> Requirements
Using the data below, gather each line that includes the word "issued".

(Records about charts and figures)
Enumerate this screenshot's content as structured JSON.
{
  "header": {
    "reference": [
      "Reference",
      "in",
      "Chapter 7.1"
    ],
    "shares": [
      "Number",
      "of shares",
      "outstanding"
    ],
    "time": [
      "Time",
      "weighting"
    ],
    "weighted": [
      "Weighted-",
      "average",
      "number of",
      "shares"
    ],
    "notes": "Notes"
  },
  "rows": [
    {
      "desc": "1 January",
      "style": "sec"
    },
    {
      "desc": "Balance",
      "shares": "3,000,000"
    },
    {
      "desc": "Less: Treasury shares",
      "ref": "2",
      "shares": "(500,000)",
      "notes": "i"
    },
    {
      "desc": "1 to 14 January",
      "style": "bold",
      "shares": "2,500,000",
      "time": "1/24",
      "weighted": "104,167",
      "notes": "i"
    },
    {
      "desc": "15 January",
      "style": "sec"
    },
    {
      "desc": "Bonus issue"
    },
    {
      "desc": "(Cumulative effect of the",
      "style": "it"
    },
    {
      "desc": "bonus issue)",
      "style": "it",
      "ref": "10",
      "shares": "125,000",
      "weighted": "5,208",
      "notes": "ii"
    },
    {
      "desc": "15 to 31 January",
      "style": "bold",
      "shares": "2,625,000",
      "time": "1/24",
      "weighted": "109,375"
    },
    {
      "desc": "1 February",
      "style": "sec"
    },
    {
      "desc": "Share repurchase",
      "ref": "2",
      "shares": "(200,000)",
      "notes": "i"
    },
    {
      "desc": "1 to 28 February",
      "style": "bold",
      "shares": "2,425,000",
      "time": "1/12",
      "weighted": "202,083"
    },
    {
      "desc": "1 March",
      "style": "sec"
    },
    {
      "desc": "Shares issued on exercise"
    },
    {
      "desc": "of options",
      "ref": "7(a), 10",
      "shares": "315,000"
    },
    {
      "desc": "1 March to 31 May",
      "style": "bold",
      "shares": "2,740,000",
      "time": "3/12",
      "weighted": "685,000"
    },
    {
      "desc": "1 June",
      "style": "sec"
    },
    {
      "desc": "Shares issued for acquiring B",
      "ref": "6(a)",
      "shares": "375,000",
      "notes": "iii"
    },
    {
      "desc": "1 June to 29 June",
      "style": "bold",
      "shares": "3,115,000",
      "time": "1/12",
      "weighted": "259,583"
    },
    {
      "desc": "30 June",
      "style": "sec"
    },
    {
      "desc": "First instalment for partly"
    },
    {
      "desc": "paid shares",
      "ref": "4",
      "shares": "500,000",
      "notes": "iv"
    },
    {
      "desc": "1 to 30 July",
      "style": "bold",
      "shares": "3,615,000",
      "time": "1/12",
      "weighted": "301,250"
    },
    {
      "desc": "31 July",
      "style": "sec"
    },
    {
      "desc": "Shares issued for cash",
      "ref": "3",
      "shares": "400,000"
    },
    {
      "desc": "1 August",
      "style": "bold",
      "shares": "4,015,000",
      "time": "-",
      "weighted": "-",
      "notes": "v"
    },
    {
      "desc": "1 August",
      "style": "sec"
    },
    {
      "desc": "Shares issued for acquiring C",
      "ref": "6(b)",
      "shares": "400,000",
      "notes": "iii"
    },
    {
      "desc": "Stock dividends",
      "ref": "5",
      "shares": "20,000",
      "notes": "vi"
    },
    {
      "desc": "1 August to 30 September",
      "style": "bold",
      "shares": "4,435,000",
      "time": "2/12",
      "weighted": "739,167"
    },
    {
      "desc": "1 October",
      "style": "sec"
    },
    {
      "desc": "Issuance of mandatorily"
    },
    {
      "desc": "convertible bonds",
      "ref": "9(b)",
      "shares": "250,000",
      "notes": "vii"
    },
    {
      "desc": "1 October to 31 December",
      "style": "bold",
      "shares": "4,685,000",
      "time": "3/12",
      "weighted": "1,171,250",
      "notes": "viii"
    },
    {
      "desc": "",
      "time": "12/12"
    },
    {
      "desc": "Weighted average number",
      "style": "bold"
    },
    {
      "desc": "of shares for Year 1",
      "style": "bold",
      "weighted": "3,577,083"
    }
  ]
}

> Problem solution
      "desc": "Shares issued on exercise"
      "desc": "Shares issued for acquiring B",
      "desc": "Shares issued for cash",
      "desc": "Shares issued for acquiring C",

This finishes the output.